● Extracted data
--

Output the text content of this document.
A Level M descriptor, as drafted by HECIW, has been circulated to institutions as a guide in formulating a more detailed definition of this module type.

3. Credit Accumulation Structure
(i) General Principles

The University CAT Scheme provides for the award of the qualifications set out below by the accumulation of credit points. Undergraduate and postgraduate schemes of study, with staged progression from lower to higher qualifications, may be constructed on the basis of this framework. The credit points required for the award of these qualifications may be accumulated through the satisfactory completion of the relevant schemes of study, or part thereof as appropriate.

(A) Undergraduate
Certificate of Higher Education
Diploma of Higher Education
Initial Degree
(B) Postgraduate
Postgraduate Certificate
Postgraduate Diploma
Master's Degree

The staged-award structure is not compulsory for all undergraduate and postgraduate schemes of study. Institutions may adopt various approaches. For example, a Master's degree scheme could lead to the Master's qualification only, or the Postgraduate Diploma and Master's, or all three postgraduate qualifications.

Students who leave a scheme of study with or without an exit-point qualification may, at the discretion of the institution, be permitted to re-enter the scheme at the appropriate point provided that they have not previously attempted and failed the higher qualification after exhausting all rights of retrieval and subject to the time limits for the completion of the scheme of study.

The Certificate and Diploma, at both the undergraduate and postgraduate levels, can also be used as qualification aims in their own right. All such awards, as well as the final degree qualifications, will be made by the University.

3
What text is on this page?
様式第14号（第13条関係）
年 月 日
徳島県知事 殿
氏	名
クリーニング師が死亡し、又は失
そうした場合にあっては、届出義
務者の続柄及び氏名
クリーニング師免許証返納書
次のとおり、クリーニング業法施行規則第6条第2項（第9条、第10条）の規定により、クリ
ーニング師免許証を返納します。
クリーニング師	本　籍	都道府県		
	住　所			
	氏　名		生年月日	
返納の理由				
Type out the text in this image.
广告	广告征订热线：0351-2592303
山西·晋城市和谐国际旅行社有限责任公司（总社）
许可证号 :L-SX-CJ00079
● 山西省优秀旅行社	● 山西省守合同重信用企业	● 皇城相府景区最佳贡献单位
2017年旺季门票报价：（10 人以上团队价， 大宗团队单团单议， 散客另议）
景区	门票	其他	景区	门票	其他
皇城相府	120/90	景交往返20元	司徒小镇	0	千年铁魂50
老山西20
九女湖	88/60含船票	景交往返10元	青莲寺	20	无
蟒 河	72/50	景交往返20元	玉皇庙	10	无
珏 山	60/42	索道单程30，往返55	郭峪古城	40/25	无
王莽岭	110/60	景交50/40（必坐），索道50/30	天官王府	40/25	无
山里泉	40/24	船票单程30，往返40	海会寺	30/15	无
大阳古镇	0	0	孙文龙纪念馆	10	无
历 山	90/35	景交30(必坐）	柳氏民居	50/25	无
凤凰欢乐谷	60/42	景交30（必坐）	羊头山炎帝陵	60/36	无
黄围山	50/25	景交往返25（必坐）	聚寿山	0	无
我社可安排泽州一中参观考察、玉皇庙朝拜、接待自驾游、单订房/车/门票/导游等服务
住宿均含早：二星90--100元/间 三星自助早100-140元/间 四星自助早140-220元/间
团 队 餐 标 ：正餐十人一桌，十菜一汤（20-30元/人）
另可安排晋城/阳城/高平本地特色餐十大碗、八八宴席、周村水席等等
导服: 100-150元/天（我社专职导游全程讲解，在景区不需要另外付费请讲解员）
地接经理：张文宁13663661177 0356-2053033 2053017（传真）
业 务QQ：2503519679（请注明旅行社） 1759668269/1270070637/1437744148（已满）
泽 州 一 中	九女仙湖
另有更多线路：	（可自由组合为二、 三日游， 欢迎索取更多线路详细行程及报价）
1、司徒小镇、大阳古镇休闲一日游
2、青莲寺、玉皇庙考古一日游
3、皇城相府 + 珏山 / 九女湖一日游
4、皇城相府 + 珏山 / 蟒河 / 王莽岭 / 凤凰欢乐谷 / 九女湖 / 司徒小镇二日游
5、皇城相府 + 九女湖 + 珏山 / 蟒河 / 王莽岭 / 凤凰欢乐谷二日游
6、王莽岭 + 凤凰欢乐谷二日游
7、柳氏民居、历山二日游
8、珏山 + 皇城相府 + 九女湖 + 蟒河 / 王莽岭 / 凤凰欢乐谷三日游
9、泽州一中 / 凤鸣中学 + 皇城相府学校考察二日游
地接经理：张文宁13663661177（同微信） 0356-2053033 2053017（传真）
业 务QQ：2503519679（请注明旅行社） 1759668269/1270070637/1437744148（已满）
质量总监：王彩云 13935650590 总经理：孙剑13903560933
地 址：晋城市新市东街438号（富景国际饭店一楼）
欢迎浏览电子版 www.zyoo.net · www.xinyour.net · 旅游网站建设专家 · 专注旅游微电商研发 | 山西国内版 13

--

Repeat the lines above exactly.

Output the text content of this document.
A Level M descriptor, as drafted by HECIW, has been circulated to institutions as a guide in formulating a more detailed definition of this module type.

3. Credit Accumulation Structure
(i) General Principles

The University CAT Scheme provides for the award of the qualifications set out below by the accumulation of credit points. Undergraduate and postgraduate schemes of study, with staged progression from lower to higher qualifications, may be constructed on the basis of this framework. The credit points required for the award of these qualifications may be accumulated through the satisfactory completion of the relevant schemes of study, or part thereof as appropriate.

(A) Undergraduate
Certificate of Higher Education
Diploma of Higher Education
Initial Degree
(B) Postgraduate
Postgraduate Certificate
Postgraduate Diploma
Master's Degree

The staged-award structure is not compulsory for all undergraduate and postgraduate schemes of study. Institutions may adopt various approaches. For example, a Master's degree scheme could lead to the Master's qualification only, or the Postgraduate Diploma and Master's, or all three postgraduate qualifications.

Students who leave a scheme of study with or without an exit-point qualification may, at the discretion of the institution, be permitted to re-enter the scheme at the appropriate point provided that they have not previously attempted and failed the higher qualification after exhausting all rights of retrieval and subject to the time limits for the completion of the scheme of study.

The Certificate and Diploma, at both the undergraduate and postgraduate levels, can also be used as qualification aims in their own right. All such awards, as well as the final degree qualifications, will be made by the University.

3
What text is on this page?
様式第14号（第13条関係）
年 月 日
徳島県知事 殿
氏	名
クリーニング師が死亡し、又は失
そうした場合にあっては、届出義
務者の続柄及び氏名
クリーニング師免許証返納書
次のとおり、クリーニング業法施行規則第6条第2項（第9条、第10条）の規定により、クリ
ーニング師免許証を返納します。
クリーニング師	本　籍	都道府県		
	住　所			
	氏　名		生年月日	
返納の理由				
Type out the text in this image.
广告	广告征订热线：0351-2592303
山西·晋城市和谐国际旅行社有限责任公司（总社）
许可证号 :L-SX-CJ00079
● 山西省优秀旅行社	● 山西省守合同重信用企业	● 皇城相府景区最佳贡献单位
2017年旺季门票报价：（10 人以上团队价， 大宗团队单团单议， 散客另议）
景区	门票	其他	景区	门票	其他
皇城相府	120/90	景交往返20元	司徒小镇	0	千年铁魂50
老山西20
九女湖	88/60含船票	景交往返10元	青莲寺	20	无
蟒 河	72/50	景交往返20元	玉皇庙	10	无
珏 山	60/42	索道单程30，往返55	郭峪古城	40/25	无
王莽岭	110/60	景交50/40（必坐），索道50/30	天官王府	40/25	无
山里泉	40/24	船票单程30，往返40	海会寺	30/15	无
大阳古镇	0	0	孙文龙纪念馆	10	无
历 山	90/35	景交30(必坐）	柳氏民居	50/25	无
凤凰欢乐谷	60/42	景交30（必坐）	羊头山炎帝陵	60/36	无
黄围山	50/25	景交往返25（必坐）	聚寿山	0	无
我社可安排泽州一中参观考察、玉皇庙朝拜、接待自驾游、单订房/车/门票/导游等服务
住宿均含早：二星90--100元/间 三星自助早100-140元/间 四星自助早140-220元/间
团 队 餐 标 ：正餐十人一桌，十菜一汤（20-30元/人）
另可安排晋城/阳城/高平本地特色餐十大碗、八八宴席、周村水席等等
导服: 100-150元/天（我社专职导游全程讲解，在景区不需要另外付费请讲解员）
地接经理：张文宁13663661177 0356-2053033 2053017（传真）
业 务QQ：2503519679（请注明旅行社） 1759668269/1270070637/1437744148（已满）
泽 州 一 中	九女仙湖
另有更多线路：	（可自由组合为二、 三日游， 欢迎索取更多线路详细行程及报价）
1、司徒小镇、大阳古镇休闲一日游
2、青莲寺、玉皇庙考古一日游
3、皇城相府 + 珏山 / 九女湖一日游
4、皇城相府 + 珏山 / 蟒河 / 王莽岭 / 凤凰欢乐谷 / 九女湖 / 司徒小镇二日游
5、皇城相府 + 九女湖 + 珏山 / 蟒河 / 王莽岭 / 凤凰欢乐谷二日游
6、王莽岭 + 凤凰欢乐谷二日游
7、柳氏民居、历山二日游
8、珏山 + 皇城相府 + 九女湖 + 蟒河 / 王莽岭 / 凤凰欢乐谷三日游
9、泽州一中 / 凤鸣中学 + 皇城相府学校考察二日游
地接经理：张文宁13663661177（同微信） 0356-2053033 2053017（传真）
业 务QQ：2503519679（请注明旅行社） 1759668269/1270070637/1437744148（已满）
质量总监：王彩云 13935650590 总经理：孙剑13903560933
地 址：晋城市新市东街438号（富景国际饭店一楼）
欢迎浏览电子版 www.zyoo.net · www.xinyour.net · 旅游网站建设专家 · 专注旅游微电商研发 | 山西国内版 13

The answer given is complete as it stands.